SUPPLIED RECORDS:
################

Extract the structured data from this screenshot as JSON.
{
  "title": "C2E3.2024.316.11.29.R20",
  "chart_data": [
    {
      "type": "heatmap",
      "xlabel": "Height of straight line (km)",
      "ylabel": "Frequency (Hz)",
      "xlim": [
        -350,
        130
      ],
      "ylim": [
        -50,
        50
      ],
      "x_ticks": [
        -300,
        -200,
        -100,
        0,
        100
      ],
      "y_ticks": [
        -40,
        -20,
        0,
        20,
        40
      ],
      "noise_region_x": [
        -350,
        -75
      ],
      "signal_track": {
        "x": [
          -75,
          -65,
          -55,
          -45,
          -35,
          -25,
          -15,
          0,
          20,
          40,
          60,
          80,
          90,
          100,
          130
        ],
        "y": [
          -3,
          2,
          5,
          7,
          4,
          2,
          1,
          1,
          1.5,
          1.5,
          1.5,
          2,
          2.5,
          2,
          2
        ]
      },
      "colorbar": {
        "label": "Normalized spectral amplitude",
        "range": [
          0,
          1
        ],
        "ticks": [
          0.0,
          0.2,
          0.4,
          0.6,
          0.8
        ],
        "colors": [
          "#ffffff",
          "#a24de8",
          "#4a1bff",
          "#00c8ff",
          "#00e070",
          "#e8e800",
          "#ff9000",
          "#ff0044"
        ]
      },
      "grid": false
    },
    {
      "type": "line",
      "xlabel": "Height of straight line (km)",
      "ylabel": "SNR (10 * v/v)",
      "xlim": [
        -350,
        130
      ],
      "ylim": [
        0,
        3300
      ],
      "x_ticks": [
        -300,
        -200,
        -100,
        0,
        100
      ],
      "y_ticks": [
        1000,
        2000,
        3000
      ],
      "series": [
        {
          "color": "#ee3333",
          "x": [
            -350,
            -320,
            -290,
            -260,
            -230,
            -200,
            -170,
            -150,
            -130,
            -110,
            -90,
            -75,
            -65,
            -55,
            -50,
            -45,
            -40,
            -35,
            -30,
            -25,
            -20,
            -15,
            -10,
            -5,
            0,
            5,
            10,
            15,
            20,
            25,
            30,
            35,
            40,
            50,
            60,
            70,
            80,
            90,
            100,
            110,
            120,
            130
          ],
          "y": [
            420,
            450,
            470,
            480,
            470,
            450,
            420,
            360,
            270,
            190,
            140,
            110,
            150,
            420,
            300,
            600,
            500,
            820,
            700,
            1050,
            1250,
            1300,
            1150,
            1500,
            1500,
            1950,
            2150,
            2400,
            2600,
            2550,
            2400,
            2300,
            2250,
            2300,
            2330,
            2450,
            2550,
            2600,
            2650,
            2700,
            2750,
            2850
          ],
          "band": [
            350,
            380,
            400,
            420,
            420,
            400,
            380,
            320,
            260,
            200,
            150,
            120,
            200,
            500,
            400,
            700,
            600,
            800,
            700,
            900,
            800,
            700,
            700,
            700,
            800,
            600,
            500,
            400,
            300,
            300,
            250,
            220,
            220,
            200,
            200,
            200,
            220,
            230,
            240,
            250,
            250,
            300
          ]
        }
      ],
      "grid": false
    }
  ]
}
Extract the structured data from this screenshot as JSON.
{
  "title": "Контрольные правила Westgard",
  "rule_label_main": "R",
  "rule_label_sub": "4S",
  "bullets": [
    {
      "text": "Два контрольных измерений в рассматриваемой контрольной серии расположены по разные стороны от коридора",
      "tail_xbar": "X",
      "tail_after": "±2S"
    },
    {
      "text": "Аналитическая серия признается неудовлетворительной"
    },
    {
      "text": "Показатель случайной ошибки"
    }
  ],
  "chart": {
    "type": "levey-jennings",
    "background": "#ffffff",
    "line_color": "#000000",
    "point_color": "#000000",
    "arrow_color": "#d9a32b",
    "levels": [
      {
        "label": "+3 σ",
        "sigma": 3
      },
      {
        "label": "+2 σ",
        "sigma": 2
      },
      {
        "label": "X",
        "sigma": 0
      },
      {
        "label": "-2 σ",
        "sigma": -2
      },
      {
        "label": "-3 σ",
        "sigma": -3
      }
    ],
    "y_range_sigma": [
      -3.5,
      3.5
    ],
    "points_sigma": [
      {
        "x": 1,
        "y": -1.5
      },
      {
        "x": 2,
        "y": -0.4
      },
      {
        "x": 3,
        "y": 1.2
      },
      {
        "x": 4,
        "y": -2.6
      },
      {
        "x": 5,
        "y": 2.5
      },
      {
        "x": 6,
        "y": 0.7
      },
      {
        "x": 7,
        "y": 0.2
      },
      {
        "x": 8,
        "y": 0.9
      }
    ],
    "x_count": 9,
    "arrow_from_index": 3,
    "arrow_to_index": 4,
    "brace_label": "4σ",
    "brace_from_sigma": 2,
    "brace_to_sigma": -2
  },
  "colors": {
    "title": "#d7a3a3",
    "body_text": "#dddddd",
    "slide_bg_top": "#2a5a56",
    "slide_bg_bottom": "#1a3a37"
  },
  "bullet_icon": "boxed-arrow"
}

################

INSTRUCTIONS TO FOLLOW:
In the records above, find each line with the word "ylabel" and copy it.

ANSWER FOR THIS EXERCISE:
      "ylabel": "Frequency (Hz)",
      "ylabel": "SNR (10 * v/v)",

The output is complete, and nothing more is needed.